** begin The data **
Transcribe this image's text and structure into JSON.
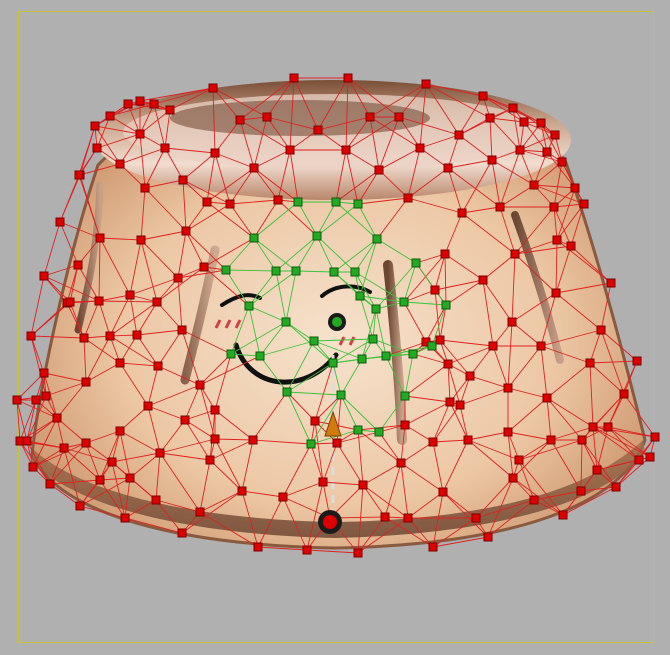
{
  "editor": {
    "view": "mesh-deform",
    "colors": {
      "background": "#b0b0b0",
      "frame": "#c8c23a",
      "pinned_point": "#dd0000",
      "pinned_point_stroke": "#7a0000",
      "free_point": "#22aa22",
      "free_point_stroke": "#0d5a0d",
      "mesh_edge_red": "#e02020",
      "mesh_edge_green": "#3cc23c",
      "handle_orange": "#d07a10"
    },
    "icons": {
      "pivot": "pivot-handle-icon",
      "anchor": "anchor-handle-icon",
      "origin": "origin-handle-icon"
    }
  }
}
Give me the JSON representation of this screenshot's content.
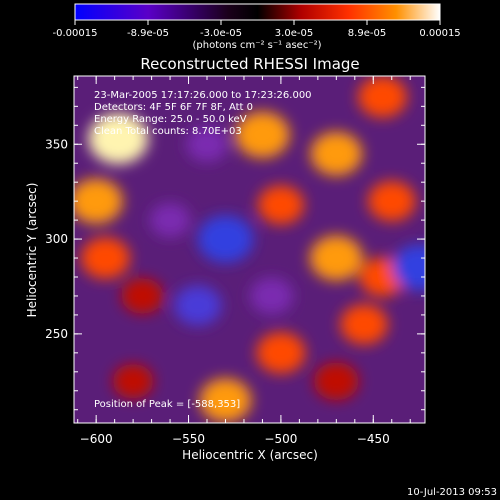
** end The data **
Exercise aim
Reproduce the full material exactly, excluding the pictures.

Output of the exercise
Transcribe this image's text and structure into JSON.
{
  "editor": {
    "view": "mesh-deform",
    "colors": {
      "background": "#b0b0b0",
      "frame": "#c8c23a",
      "pinned_point": "#dd0000",
      "pinned_point_stroke": "#7a0000",
      "free_point": "#22aa22",
      "free_point_stroke": "#0d5a0d",
      "mesh_edge_red": "#e02020",
      "mesh_edge_green": "#3cc23c",
      "handle_orange": "#d07a10"
    },
    "icons": {
      "pivot": "pivot-handle-icon",
      "anchor": "anchor-handle-icon",
      "origin": "origin-handle-icon"
    }
  }
}
Give me the JSON representation of this screenshot's content.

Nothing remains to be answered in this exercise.